(Figure collection entries)
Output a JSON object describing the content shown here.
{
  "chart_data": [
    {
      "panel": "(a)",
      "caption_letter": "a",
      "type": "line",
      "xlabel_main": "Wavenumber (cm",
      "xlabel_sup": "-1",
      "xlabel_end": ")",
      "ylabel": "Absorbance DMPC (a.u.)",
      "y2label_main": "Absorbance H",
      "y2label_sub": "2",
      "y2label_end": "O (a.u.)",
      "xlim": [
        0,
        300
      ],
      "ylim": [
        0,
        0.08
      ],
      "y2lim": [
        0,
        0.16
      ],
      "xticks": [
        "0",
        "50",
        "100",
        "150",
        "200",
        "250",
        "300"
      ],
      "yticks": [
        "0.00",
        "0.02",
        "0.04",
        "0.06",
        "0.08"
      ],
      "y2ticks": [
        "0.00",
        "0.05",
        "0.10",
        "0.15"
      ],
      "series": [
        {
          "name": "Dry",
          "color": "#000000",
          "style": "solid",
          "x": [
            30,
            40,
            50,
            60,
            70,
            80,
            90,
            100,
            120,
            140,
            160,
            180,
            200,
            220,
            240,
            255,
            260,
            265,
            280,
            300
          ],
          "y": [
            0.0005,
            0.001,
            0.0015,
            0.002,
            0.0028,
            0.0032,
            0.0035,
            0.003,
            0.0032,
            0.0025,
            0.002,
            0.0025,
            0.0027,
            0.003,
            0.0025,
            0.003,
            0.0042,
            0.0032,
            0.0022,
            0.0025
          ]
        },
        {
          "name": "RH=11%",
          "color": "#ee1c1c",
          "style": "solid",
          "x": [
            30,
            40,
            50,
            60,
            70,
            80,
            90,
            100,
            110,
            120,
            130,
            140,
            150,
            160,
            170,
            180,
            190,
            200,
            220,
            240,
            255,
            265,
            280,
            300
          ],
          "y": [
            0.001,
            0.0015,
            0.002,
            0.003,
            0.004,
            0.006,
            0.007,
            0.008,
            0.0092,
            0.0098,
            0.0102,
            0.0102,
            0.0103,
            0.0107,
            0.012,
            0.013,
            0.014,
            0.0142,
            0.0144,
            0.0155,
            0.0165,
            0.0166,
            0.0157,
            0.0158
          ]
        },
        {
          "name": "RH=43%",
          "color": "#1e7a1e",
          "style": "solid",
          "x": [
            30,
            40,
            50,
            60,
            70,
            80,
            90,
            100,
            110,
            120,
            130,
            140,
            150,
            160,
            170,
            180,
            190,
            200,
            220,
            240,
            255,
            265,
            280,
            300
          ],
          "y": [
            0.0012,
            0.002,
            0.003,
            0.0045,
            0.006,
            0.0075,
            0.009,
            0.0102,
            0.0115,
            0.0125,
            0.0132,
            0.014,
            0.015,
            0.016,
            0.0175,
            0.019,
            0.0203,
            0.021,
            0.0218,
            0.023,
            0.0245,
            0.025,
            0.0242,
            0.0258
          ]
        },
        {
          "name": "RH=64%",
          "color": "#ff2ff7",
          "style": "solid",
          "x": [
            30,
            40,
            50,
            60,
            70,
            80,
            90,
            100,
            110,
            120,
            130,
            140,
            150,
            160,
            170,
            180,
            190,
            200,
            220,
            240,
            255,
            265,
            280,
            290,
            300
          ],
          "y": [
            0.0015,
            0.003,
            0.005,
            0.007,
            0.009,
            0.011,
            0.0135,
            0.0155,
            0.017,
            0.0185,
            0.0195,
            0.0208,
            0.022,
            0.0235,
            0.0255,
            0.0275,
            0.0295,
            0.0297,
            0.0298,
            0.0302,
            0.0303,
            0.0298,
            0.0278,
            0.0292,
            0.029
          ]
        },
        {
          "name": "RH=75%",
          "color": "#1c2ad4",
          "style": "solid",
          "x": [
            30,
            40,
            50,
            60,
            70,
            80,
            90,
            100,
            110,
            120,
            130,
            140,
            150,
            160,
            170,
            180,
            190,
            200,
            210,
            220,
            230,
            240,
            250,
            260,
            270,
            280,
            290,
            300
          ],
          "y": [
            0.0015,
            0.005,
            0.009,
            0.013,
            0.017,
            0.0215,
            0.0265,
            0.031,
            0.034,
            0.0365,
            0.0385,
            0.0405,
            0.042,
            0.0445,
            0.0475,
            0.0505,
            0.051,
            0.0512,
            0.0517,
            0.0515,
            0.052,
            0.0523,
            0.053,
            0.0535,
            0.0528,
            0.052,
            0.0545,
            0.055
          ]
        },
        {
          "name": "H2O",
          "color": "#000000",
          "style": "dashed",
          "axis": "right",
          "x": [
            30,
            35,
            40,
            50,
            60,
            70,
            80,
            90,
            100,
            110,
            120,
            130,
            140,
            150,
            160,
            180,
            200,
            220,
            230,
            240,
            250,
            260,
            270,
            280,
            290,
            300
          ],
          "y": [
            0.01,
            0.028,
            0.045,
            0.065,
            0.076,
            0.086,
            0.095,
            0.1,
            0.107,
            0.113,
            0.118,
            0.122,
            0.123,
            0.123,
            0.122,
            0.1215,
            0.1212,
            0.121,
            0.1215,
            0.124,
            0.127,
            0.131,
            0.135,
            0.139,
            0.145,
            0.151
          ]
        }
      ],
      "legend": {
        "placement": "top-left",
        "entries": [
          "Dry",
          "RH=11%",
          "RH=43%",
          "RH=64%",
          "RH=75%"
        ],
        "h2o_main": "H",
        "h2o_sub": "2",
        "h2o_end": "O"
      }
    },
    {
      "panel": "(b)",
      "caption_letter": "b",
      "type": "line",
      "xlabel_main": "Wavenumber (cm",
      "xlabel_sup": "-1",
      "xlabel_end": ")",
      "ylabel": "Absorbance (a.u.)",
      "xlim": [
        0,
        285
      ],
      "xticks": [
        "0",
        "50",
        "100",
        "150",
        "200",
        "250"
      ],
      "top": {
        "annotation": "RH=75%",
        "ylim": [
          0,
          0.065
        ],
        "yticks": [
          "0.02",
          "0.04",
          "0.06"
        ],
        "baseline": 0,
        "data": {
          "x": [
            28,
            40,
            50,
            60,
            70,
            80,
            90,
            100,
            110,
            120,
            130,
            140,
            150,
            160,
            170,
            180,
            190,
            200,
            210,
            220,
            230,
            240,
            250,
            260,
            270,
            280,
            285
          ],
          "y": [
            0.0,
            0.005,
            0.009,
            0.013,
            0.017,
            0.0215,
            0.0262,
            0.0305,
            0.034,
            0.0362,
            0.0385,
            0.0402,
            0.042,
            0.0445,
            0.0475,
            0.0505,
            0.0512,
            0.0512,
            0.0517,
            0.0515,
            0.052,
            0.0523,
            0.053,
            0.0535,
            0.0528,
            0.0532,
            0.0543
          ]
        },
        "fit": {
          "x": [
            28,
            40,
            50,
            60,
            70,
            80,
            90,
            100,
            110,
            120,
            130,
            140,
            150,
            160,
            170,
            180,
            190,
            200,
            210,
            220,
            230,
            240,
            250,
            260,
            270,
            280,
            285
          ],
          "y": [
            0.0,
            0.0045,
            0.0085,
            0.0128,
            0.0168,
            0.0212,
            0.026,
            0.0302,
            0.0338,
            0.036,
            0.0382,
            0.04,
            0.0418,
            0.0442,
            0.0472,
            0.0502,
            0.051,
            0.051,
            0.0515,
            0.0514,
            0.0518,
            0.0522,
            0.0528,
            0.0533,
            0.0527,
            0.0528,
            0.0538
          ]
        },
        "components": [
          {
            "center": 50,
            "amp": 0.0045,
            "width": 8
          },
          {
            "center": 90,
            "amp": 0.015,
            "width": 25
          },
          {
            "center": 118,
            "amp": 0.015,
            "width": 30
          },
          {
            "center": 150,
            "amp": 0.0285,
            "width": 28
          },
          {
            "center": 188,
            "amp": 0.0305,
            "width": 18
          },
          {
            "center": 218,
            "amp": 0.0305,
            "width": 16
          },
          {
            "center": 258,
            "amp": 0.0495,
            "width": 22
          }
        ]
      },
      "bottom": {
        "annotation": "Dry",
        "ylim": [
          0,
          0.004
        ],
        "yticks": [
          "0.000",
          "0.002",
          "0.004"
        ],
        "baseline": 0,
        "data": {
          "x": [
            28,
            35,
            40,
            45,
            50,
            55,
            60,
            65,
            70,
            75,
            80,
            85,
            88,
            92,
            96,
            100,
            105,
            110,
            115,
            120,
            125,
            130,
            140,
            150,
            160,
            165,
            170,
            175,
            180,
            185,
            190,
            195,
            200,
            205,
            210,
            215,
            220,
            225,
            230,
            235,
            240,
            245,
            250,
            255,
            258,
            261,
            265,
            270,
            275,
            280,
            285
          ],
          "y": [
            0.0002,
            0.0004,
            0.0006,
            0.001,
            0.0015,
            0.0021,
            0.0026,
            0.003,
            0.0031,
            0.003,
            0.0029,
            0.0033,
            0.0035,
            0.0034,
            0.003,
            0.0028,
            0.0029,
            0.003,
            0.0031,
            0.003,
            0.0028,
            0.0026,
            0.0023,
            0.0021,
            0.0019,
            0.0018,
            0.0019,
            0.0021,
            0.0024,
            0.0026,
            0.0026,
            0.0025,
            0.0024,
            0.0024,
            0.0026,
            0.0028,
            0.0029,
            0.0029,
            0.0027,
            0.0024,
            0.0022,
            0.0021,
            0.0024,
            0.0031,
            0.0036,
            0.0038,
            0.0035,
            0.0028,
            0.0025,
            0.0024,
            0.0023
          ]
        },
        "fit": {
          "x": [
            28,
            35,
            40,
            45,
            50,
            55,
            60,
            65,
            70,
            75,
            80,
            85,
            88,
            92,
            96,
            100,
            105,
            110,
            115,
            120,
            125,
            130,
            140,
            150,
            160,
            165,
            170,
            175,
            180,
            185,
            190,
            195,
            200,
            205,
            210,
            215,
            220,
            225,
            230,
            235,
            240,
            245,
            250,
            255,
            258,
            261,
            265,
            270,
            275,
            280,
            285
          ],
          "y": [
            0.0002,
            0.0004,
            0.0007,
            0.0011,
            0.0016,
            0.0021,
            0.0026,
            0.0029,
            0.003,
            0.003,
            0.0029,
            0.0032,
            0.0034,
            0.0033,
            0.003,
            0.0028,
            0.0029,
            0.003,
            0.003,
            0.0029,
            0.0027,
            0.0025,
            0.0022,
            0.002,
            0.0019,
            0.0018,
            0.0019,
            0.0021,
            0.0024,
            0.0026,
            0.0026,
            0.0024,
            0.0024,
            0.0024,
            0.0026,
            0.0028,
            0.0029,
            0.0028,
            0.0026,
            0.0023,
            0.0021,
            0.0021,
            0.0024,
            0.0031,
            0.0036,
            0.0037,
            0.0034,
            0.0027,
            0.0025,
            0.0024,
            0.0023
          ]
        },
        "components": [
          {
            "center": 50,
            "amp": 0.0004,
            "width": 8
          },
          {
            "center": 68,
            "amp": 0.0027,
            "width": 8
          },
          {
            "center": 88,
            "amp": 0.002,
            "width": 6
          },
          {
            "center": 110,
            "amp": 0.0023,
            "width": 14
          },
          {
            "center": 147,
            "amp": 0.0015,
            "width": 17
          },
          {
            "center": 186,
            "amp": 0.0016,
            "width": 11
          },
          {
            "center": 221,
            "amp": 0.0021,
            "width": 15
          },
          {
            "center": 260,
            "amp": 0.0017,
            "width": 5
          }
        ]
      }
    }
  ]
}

● **DESCRIPTION OF THE TASK**
From the entries above, copy every line containing the word "name".

● **WRITTEN ANSWER**
          "name": "Dry",
          "name": "RH=11%",
          "name": "RH=43%",
          "name": "RH=64%",
          "name": "RH=75%",
          "name": "H2O",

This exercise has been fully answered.